* _WHAT THE EXERCISE ASKS_
Copy all of the material word for word, except for the pictures.

* _GIVEN INFORMATION_
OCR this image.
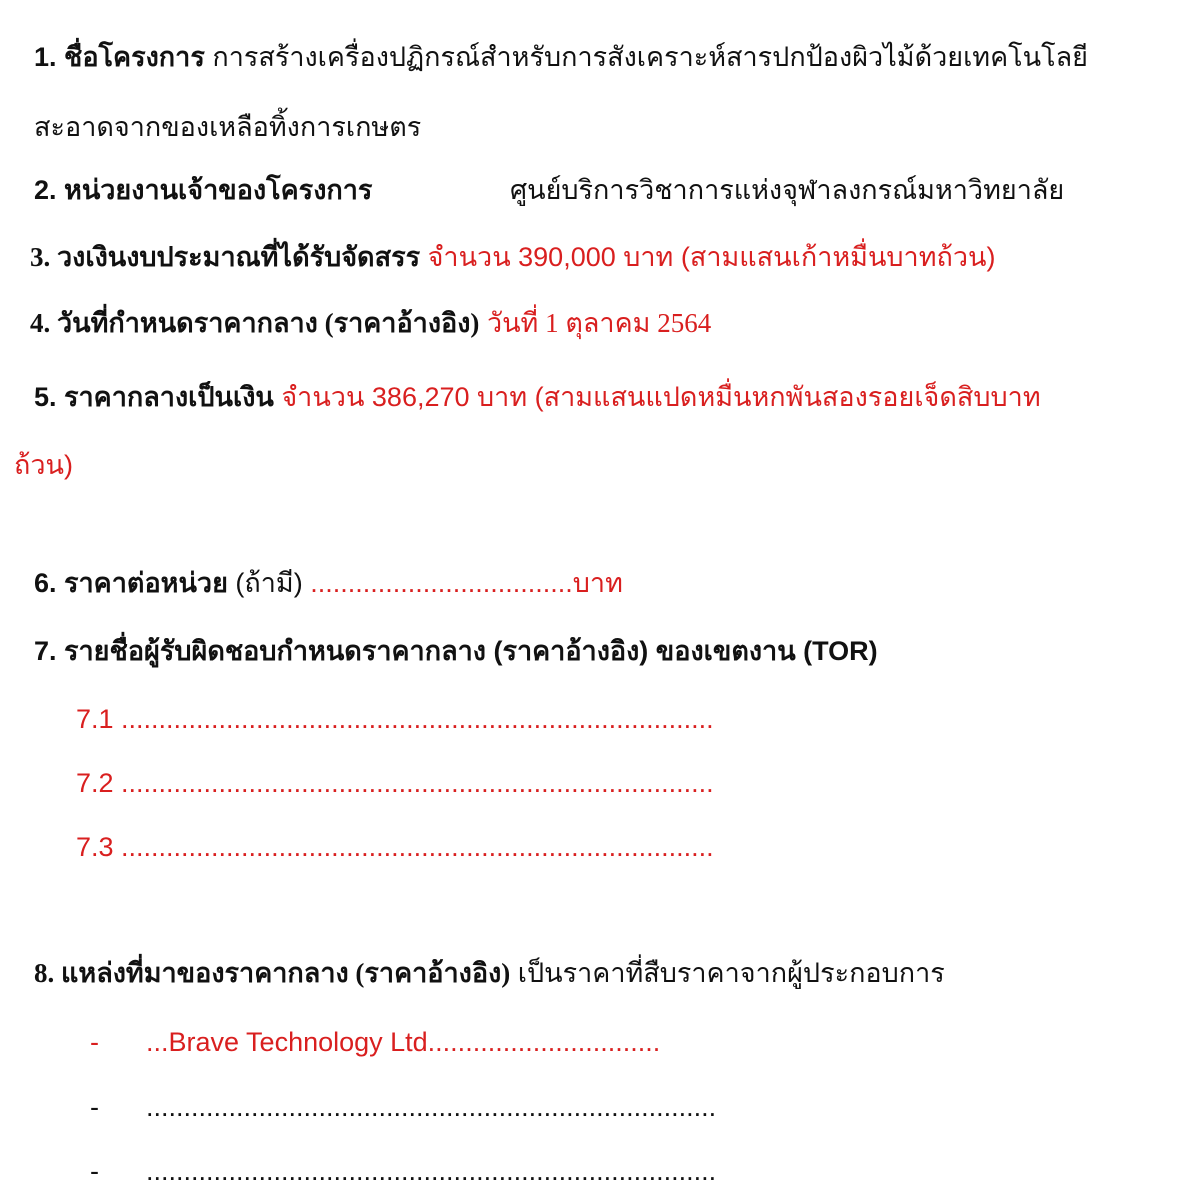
1. ชื่อโครงการ การสร้างเครื่องปฏิกรณ์สำหรับการสังเคราะห์สารปกป้องผิวไม้ด้วยเทคโนโลยี
สะอาดจากของเหลือทิ้งการเกษตร
2. หน่วยงานเจ้าของโครงการ	ศูนย์บริการวิชาการแห่งจุฬาลงกรณ์มหาวิทยาลัย
3. วงเงินงบประมาณที่ได้รับจัดสรร จำนวน 390,000 บาท (สามแสนเก้าหมื่นบาทถ้วน)
4. วันที่กำหนดราคากลาง (ราคาอ้างอิง) วันที่ 1 ตุลาคม 2564
5. ราคากลางเป็นเงิน จำนวน 386,270 บาท (สามแสนแปดหมื่นหกพันสองรอยเจ็ดสิบบาท
ถ้วน)
6. ราคาต่อหน่วย (ถ้ามี) ...................................บาท
7. รายชื่อผู้รับผิดชอบกำหนดราคากลาง (ราคาอ้างอิง) ของเขตงาน (TOR)
7.1 ...............................................................................
7.2 ...............................................................................
7.3 ...............................................................................
8. แหล่งที่มาของราคากลาง (ราคาอ้างอิง) เป็นราคาที่สืบราคาจากผู้ประกอบการ
- ...Brave Technology Ltd...............................
- ............................................................................
- ............................................................................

* _COMPLETED TASK_
OCR this image.
1. ชื่อโครงการ การสร้างเครื่องปฏิกรณ์สำหรับการสังเคราะห์สารปกป้องผิวไม้ด้วยเทคโนโลยี
สะอาดจากของเหลือทิ้งการเกษตร
2. หน่วยงานเจ้าของโครงการ	ศูนย์บริการวิชาการแห่งจุฬาลงกรณ์มหาวิทยาลัย
3. วงเงินงบประมาณที่ได้รับจัดสรร จำนวน 390,000 บาท (สามแสนเก้าหมื่นบาทถ้วน)
4. วันที่กำหนดราคากลาง (ราคาอ้างอิง) วันที่ 1 ตุลาคม 2564
5. ราคากลางเป็นเงิน จำนวน 386,270 บาท (สามแสนแปดหมื่นหกพันสองรอยเจ็ดสิบบาท
ถ้วน)
6. ราคาต่อหน่วย (ถ้ามี) ...................................บาท
7. รายชื่อผู้รับผิดชอบกำหนดราคากลาง (ราคาอ้างอิง) ของเขตงาน (TOR)
7.1 ...............................................................................
7.2 ...............................................................................
7.3 ...............................................................................
8. แหล่งที่มาของราคากลาง (ราคาอ้างอิง) เป็นราคาที่สืบราคาจากผู้ประกอบการ
- ...Brave Technology Ltd...............................
- ............................................................................
- ............................................................................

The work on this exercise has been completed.